What you are asked to do: Restate the whole listing word for word. Pictures are left out.

Task material:
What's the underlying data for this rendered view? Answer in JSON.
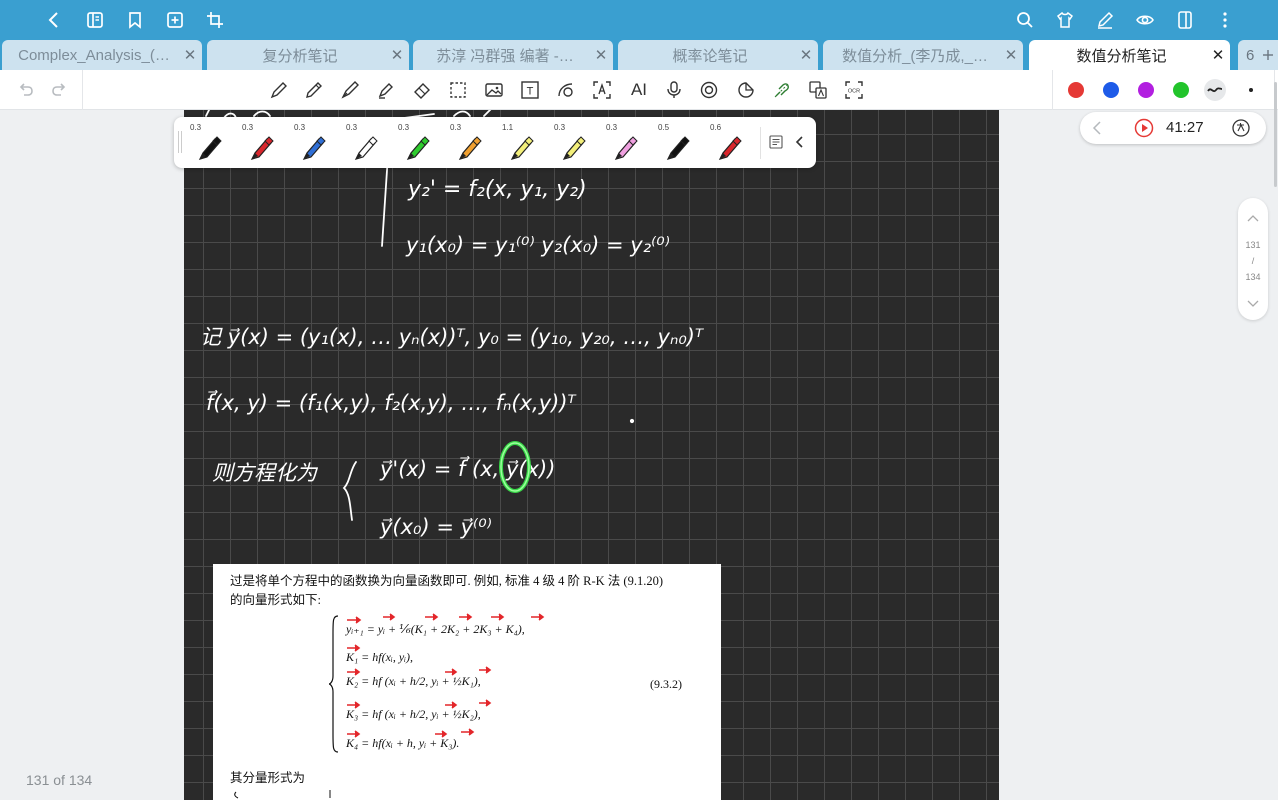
{
  "tabs": [
    {
      "label": "Complex_Analysis_(…",
      "close": "✕"
    },
    {
      "label": "复分析笔记",
      "close": "✕"
    },
    {
      "label": "苏淳 冯群强 编著 -…",
      "close": "✕"
    },
    {
      "label": "概率论笔记",
      "close": "✕"
    },
    {
      "label": "数值分析_(李乃成,_…",
      "close": "✕"
    },
    {
      "label": "数值分析笔记",
      "close": "✕",
      "active": true
    }
  ],
  "tab_more": {
    "count": "6",
    "icon": "plus-icon"
  },
  "toolbar": {
    "text_tool_label": "T",
    "ai_label": "AI",
    "ocr_label": "OCR",
    "colors": [
      "#e53935",
      "#1e5be8",
      "#b21fe0",
      "#22c42b"
    ]
  },
  "pens": [
    {
      "size": "0.3",
      "color": "#111111"
    },
    {
      "size": "0.3",
      "color": "#d9262c"
    },
    {
      "size": "0.3",
      "color": "#2f6fd6"
    },
    {
      "size": "0.3",
      "color": "#ffffff"
    },
    {
      "size": "0.3",
      "color": "#2ecc2e"
    },
    {
      "size": "0.3",
      "color": "#f0a030"
    },
    {
      "size": "1.1",
      "color": "#f3ef7a"
    },
    {
      "size": "0.3",
      "color": "#f3ef7a"
    },
    {
      "size": "0.3",
      "color": "#f0a0e0"
    },
    {
      "size": "0.5",
      "color": "#111111"
    },
    {
      "size": "0.6",
      "color": "#d9262c"
    }
  ],
  "recording": {
    "time": "41:27"
  },
  "page_nav": {
    "current": "131",
    "sep": "/",
    "total": "134"
  },
  "page_count": "131 of 134",
  "paper": {
    "line1": "过是将单个方程中的函数换为向量函数即可. 例如, 标准 4 级 4 阶 R-K 法 (9.1.20)",
    "line2": "的向量形式如下:",
    "eq1": "yᵢ₊₁ = yᵢ + ⅙(K₁ + 2K₂ + 2K₃ + K₄),",
    "eq2": "K₁ = hf(xᵢ, yᵢ),",
    "eq3": "K₂ = hf (xᵢ + h/2, yᵢ + ½K₁),",
    "eq4": "K₃ = hf (xᵢ + h/2, yᵢ + ½K₂),",
    "eq5": "K₄ = hf(xᵢ + h, yᵢ + K₃).",
    "eq_no": "(9.3.2)",
    "line3": "其分量形式为"
  },
  "handwriting": {
    "line_a": "y₂' = f₂(x, y₁, y₂)",
    "line_b": "y₁(x₀) = y₁⁽⁰⁾    y₂(x₀) = y₂⁽⁰⁾",
    "line_c": "记 y⃗(x) = (y₁(x), … yₙ(x))ᵀ,   y₀ = (y₁₀, y₂₀, …, yₙ₀)ᵀ",
    "line_d": "f⃗(x, y) = (f₁(x,y), f₂(x,y), …, fₙ(x,y))ᵀ",
    "line_e": "则方程化为",
    "line_f": "y⃗'(x) = f⃗ (x, y⃗(x))",
    "line_g": "y⃗(x₀) = y⃗⁽⁰⁾"
  }
}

Correct output:
What's the underlying data for this rendered view? Answer in JSON.
{
  "tabs": [
    {
      "label": "Complex_Analysis_(…",
      "close": "✕"
    },
    {
      "label": "复分析笔记",
      "close": "✕"
    },
    {
      "label": "苏淳 冯群强 编著 -…",
      "close": "✕"
    },
    {
      "label": "概率论笔记",
      "close": "✕"
    },
    {
      "label": "数值分析_(李乃成,_…",
      "close": "✕"
    },
    {
      "label": "数值分析笔记",
      "close": "✕",
      "active": true
    }
  ],
  "tab_more": {
    "count": "6",
    "icon": "plus-icon"
  },
  "toolbar": {
    "text_tool_label": "T",
    "ai_label": "AI",
    "ocr_label": "OCR",
    "colors": [
      "#e53935",
      "#1e5be8",
      "#b21fe0",
      "#22c42b"
    ]
  },
  "pens": [
    {
      "size": "0.3",
      "color": "#111111"
    },
    {
      "size": "0.3",
      "color": "#d9262c"
    },
    {
      "size": "0.3",
      "color": "#2f6fd6"
    },
    {
      "size": "0.3",
      "color": "#ffffff"
    },
    {
      "size": "0.3",
      "color": "#2ecc2e"
    },
    {
      "size": "0.3",
      "color": "#f0a030"
    },
    {
      "size": "1.1",
      "color": "#f3ef7a"
    },
    {
      "size": "0.3",
      "color": "#f3ef7a"
    },
    {
      "size": "0.3",
      "color": "#f0a0e0"
    },
    {
      "size": "0.5",
      "color": "#111111"
    },
    {
      "size": "0.6",
      "color": "#d9262c"
    }
  ],
  "recording": {
    "time": "41:27"
  },
  "page_nav": {
    "current": "131",
    "sep": "/",
    "total": "134"
  },
  "page_count": "131 of 134",
  "paper": {
    "line1": "过是将单个方程中的函数换为向量函数即可. 例如, 标准 4 级 4 阶 R-K 法 (9.1.20)",
    "line2": "的向量形式如下:",
    "eq1": "yᵢ₊₁ = yᵢ + ⅙(K₁ + 2K₂ + 2K₃ + K₄),",
    "eq2": "K₁ = hf(xᵢ, yᵢ),",
    "eq3": "K₂ = hf (xᵢ + h/2, yᵢ + ½K₁),",
    "eq4": "K₃ = hf (xᵢ + h/2, yᵢ + ½K₂),",
    "eq5": "K₄ = hf(xᵢ + h, yᵢ + K₃).",
    "eq_no": "(9.3.2)",
    "line3": "其分量形式为"
  },
  "handwriting": {
    "line_a": "y₂' = f₂(x, y₁, y₂)",
    "line_b": "y₁(x₀) = y₁⁽⁰⁾    y₂(x₀) = y₂⁽⁰⁾",
    "line_c": "记 y⃗(x) = (y₁(x), … yₙ(x))ᵀ,   y₀ = (y₁₀, y₂₀, …, yₙ₀)ᵀ",
    "line_d": "f⃗(x, y) = (f₁(x,y), f₂(x,y), …, fₙ(x,y))ᵀ",
    "line_e": "则方程化为",
    "line_f": "y⃗'(x) = f⃗ (x, y⃗(x))",
    "line_g": "y⃗(x₀) = y⃗⁽⁰⁾"
  }
}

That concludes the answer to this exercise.